Scan the entries below for the word "text". Copy each line that has it.
━━━━
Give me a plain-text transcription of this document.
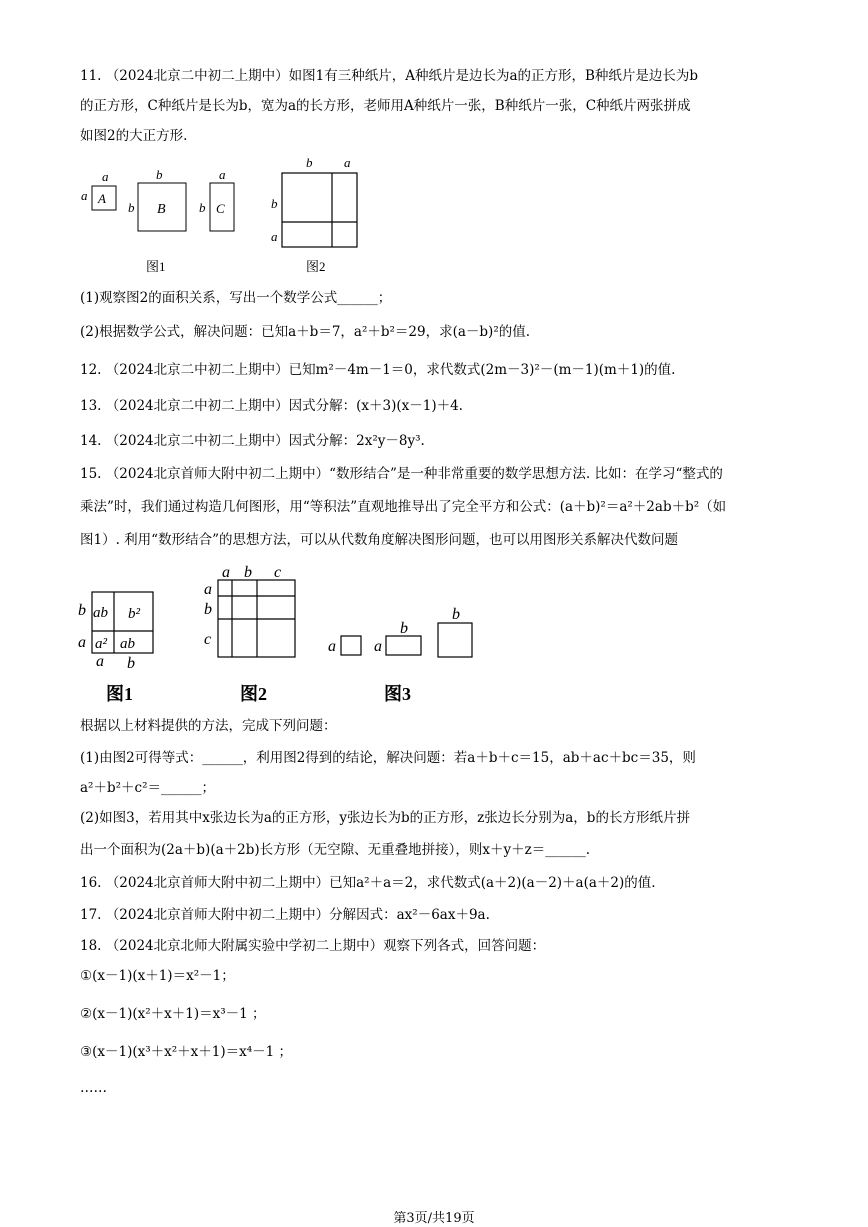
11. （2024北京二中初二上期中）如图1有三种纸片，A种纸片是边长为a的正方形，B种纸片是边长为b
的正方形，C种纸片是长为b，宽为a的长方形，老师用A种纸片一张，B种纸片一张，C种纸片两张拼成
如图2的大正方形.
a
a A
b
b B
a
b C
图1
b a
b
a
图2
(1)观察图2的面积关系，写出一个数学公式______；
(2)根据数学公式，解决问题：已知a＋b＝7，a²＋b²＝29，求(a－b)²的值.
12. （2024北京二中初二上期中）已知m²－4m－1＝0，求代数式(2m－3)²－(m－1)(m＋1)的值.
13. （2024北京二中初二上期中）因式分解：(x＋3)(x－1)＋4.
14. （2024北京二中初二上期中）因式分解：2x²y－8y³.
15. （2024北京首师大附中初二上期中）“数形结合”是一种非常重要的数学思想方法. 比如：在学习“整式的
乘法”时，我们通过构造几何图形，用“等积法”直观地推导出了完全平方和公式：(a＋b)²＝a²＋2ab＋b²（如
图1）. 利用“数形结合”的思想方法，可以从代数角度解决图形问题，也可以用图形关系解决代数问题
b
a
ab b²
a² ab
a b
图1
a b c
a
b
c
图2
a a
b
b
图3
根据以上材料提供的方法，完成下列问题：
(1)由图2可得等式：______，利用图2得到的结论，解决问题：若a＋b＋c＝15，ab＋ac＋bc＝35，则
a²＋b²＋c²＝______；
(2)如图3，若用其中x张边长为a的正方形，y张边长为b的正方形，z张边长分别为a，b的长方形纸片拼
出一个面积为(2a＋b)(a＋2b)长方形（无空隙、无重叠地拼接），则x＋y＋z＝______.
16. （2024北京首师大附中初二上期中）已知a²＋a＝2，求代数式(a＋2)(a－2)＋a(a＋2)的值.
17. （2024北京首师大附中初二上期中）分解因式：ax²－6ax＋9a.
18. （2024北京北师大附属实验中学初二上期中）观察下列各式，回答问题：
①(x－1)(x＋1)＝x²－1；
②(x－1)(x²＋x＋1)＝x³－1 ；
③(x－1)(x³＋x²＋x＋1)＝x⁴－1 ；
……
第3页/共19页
━━━━
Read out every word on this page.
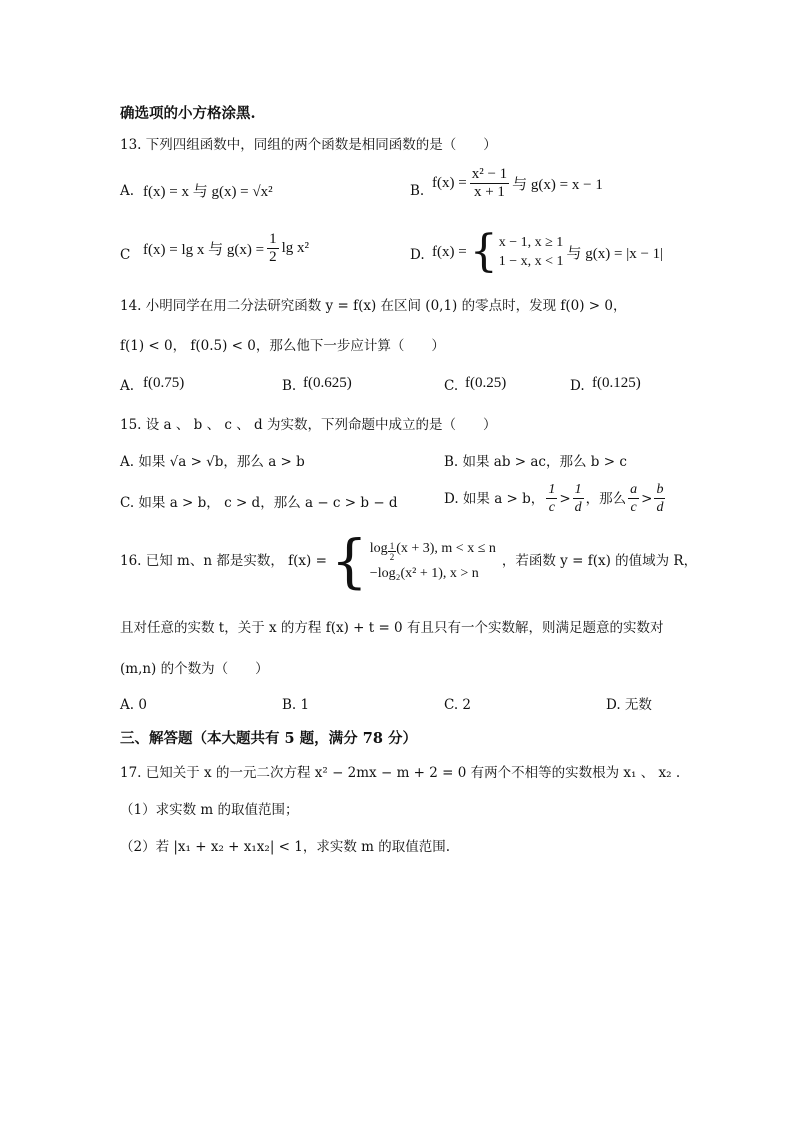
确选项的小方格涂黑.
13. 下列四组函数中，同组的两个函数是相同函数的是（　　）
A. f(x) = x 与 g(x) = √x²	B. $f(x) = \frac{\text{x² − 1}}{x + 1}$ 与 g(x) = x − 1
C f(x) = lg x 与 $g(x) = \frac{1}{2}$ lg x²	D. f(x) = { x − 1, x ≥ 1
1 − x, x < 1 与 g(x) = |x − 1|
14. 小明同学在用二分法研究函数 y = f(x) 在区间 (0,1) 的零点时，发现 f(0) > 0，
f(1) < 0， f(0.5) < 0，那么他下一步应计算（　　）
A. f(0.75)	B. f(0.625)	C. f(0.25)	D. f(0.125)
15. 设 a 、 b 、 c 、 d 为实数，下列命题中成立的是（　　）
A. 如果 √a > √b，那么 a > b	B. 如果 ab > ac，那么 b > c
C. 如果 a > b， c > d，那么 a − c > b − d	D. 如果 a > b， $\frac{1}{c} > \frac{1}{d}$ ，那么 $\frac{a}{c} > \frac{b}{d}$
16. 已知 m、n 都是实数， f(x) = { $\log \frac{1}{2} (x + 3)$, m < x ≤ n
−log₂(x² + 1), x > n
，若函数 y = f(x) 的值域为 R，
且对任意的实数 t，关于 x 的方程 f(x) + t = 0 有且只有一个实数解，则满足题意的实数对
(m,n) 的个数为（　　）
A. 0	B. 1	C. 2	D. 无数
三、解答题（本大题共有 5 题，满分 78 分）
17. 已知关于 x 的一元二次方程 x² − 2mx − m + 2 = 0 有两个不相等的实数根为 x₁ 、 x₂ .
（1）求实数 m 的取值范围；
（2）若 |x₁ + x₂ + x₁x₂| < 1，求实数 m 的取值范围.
━━━━
--- Answer for this exercise ---
Give me a plain-text transcription of this document.
A. f(x) = x 与 g(x) = √x²	B. $f(x) = \frac{\text{x² − 1}}{x + 1}$ 与 g(x) = x − 1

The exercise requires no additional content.